▸ **The request**:
The exercise asks for every line of the data to be reproduced exactly.

++++ Exercise material

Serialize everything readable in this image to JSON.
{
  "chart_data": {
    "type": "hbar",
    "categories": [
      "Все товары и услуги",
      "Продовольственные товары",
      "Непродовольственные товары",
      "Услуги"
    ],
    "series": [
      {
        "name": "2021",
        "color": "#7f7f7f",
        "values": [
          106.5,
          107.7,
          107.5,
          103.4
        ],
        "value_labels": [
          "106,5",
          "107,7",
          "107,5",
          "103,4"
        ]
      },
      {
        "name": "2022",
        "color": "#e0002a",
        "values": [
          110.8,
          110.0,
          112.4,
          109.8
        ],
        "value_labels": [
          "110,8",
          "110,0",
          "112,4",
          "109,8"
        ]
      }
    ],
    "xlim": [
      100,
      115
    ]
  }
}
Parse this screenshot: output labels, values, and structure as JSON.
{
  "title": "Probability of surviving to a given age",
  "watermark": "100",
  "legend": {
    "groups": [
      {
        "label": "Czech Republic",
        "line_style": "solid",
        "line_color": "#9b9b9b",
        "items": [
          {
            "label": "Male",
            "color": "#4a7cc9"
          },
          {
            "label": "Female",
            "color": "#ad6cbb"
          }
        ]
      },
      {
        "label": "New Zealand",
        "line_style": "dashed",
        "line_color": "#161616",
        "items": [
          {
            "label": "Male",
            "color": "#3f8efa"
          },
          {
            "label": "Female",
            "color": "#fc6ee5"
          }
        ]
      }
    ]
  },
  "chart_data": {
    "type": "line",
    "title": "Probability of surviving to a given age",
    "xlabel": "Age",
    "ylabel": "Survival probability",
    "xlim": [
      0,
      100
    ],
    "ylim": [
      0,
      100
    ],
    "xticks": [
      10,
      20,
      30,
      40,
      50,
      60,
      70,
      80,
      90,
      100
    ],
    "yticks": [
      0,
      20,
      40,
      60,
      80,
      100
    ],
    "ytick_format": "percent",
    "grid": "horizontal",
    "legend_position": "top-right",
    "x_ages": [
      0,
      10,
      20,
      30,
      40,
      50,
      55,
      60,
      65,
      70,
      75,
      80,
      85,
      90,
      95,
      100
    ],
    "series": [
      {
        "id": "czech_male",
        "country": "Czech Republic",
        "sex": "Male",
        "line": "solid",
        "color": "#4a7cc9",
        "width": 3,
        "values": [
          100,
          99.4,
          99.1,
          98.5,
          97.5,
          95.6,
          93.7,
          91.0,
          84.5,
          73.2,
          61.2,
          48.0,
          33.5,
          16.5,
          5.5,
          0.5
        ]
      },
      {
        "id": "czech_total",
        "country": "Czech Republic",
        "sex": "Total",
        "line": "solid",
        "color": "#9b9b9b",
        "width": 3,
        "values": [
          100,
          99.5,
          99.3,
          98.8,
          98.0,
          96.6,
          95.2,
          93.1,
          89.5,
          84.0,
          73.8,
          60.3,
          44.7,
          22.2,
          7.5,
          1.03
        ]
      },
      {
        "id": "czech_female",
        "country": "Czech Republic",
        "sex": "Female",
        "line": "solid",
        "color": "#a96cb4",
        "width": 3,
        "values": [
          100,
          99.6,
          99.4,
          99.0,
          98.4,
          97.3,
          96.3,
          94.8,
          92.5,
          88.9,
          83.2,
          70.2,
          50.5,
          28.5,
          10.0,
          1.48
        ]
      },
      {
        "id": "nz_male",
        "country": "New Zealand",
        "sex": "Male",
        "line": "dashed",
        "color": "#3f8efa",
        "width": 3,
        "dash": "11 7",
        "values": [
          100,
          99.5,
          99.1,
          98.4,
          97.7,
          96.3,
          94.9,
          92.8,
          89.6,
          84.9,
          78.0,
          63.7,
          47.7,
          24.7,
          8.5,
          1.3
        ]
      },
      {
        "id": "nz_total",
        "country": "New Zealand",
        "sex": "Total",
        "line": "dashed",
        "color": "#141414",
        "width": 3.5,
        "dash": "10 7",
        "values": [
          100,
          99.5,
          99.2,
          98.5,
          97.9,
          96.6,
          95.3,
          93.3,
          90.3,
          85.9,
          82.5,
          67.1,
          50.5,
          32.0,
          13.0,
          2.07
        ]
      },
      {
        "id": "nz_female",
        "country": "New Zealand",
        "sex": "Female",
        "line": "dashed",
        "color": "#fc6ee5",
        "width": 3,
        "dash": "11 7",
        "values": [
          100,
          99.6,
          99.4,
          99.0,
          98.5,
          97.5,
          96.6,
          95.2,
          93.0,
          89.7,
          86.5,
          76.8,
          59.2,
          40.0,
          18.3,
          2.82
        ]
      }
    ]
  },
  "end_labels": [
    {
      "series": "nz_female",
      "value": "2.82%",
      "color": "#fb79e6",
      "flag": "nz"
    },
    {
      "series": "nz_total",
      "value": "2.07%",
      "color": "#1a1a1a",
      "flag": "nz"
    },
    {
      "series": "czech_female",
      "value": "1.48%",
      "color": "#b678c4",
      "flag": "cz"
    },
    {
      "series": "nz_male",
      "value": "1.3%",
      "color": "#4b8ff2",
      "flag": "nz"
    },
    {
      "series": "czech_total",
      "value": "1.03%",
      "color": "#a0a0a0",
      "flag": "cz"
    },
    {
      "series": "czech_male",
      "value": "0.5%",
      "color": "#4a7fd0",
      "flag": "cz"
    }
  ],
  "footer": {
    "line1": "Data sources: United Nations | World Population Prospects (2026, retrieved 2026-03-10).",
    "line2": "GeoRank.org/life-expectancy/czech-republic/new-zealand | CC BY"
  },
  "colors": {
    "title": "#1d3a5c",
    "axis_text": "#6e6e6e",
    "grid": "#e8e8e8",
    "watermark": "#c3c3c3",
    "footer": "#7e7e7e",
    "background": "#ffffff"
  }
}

++++++++

▸ **Task result**:
Serialize everything readable in this image to JSON.
{
  "chart_data": {
    "type": "hbar",
    "categories": [
      "Все товары и услуги",
      "Продовольственные товары",
      "Непродовольственные товары",
      "Услуги"
    ],
    "series": [
      {
        "name": "2021",
        "color": "#7f7f7f",
        "values": [
          106.5,
          107.7,
          107.5,
          103.4
        ],
        "value_labels": [
          "106,5",
          "107,7",
          "107,5",
          "103,4"
        ]
      },
      {
        "name": "2022",
        "color": "#e0002a",
        "values": [
          110.8,
          110.0,
          112.4,
          109.8
        ],
        "value_labels": [
          "110,8",
          "110,0",
          "112,4",
          "109,8"
        ]
      }
    ],
    "xlim": [
      100,
      115
    ]
  }
}
Parse this screenshot: output labels, values, and structure as JSON.
{
  "title": "Probability of surviving to a given age",
  "watermark": "100",
  "legend": {
    "groups": [
      {
        "label": "Czech Republic",
        "line_style": "solid",
        "line_color": "#9b9b9b",
        "items": [
          {
            "label": "Male",
            "color": "#4a7cc9"
          },
          {
            "label": "Female",
            "color": "#ad6cbb"
          }
        ]
      },
      {
        "label": "New Zealand",
        "line_style": "dashed",
        "line_color": "#161616",
        "items": [
          {
            "label": "Male",
            "color": "#3f8efa"
          },
          {
            "label": "Female",
            "color": "#fc6ee5"
          }
        ]
      }
    ]
  },
  "chart_data": {
    "type": "line",
    "title": "Probability of surviving to a given age",
    "xlabel": "Age",
    "ylabel": "Survival probability",
    "xlim": [
      0,
      100
    ],
    "ylim": [
      0,
      100
    ],
    "xticks": [
      10,
      20,
      30,
      40,
      50,
      60,
      70,
      80,
      90,
      100
    ],
    "yticks": [
      0,
      20,
      40,
      60,
      80,
      100
    ],
    "ytick_format": "percent",
    "grid": "horizontal",
    "legend_position": "top-right",
    "x_ages": [
      0,
      10,
      20,
      30,
      40,
      50,
      55,
      60,
      65,
      70,
      75,
      80,
      85,
      90,
      95,
      100
    ],
    "series": [
      {
        "id": "czech_male",
        "country": "Czech Republic",
        "sex": "Male",
        "line": "solid",
        "color": "#4a7cc9",
        "width": 3,
        "values": [
          100,
          99.4,
          99.1,
          98.5,
          97.5,
          95.6,
          93.7,
          91.0,
          84.5,
          73.2,
          61.2,
          48.0,
          33.5,
          16.5,
          5.5,
          0.5
        ]
      },
      {
        "id": "czech_total",
        "country": "Czech Republic",
        "sex": "Total",
        "line": "solid",
        "color": "#9b9b9b",
        "width": 3,
        "values": [
          100,
          99.5,
          99.3,
          98.8,
          98.0,
          96.6,
          95.2,
          93.1,
          89.5,
          84.0,
          73.8,
          60.3,
          44.7,
          22.2,
          7.5,
          1.03
        ]
      },
      {
        "id": "czech_female",
        "country": "Czech Republic",
        "sex": "Female",
        "line": "solid",
        "color": "#a96cb4",
        "width": 3,
        "values": [
          100,
          99.6,
          99.4,
          99.0,
          98.4,
          97.3,
          96.3,
          94.8,
          92.5,
          88.9,
          83.2,
          70.2,
          50.5,
          28.5,
          10.0,
          1.48
        ]
      },
      {
        "id": "nz_male",
        "country": "New Zealand",
        "sex": "Male",
        "line": "dashed",
        "color": "#3f8efa",
        "width": 3,
        "dash": "11 7",
        "values": [
          100,
          99.5,
          99.1,
          98.4,
          97.7,
          96.3,
          94.9,
          92.8,
          89.6,
          84.9,
          78.0,
          63.7,
          47.7,
          24.7,
          8.5,
          1.3
        ]
      },
      {
        "id": "nz_total",
        "country": "New Zealand",
        "sex": "Total",
        "line": "dashed",
        "color": "#141414",
        "width": 3.5,
        "dash": "10 7",
        "values": [
          100,
          99.5,
          99.2,
          98.5,
          97.9,
          96.6,
          95.3,
          93.3,
          90.3,
          85.9,
          82.5,
          67.1,
          50.5,
          32.0,
          13.0,
          2.07
        ]
      },
      {
        "id": "nz_female",
        "country": "New Zealand",
        "sex": "Female",
        "line": "dashed",
        "color": "#fc6ee5",
        "width": 3,
        "dash": "11 7",
        "values": [
          100,
          99.6,
          99.4,
          99.0,
          98.5,
          97.5,
          96.6,
          95.2,
          93.0,
          89.7,
          86.5,
          76.8,
          59.2,
          40.0,
          18.3,
          2.82
        ]
      }
    ]
  },
  "end_labels": [
    {
      "series": "nz_female",
      "value": "2.82%",
      "color": "#fb79e6",
      "flag": "nz"
    },
    {
      "series": "nz_total",
      "value": "2.07%",
      "color": "#1a1a1a",
      "flag": "nz"
    },
    {
      "series": "czech_female",
      "value": "1.48%",
      "color": "#b678c4",
      "flag": "cz"
    },
    {
      "series": "nz_male",
      "value": "1.3%",
      "color": "#4b8ff2",
      "flag": "nz"
    },
    {
      "series": "czech_total",
      "value": "1.03%",
      "color": "#a0a0a0",
      "flag": "cz"
    },
    {
      "series": "czech_male",
      "value": "0.5%",
      "color": "#4a7fd0",
      "flag": "cz"
    }
  ],
  "footer": {
    "line1": "Data sources: United Nations | World Population Prospects (2026, retrieved 2026-03-10).",
    "line2": "GeoRank.org/life-expectancy/czech-republic/new-zealand | CC BY"
  },
  "colors": {
    "title": "#1d3a5c",
    "axis_text": "#6e6e6e",
    "grid": "#e8e8e8",
    "watermark": "#c3c3c3",
    "footer": "#7e7e7e",
    "background": "#ffffff"
  }
}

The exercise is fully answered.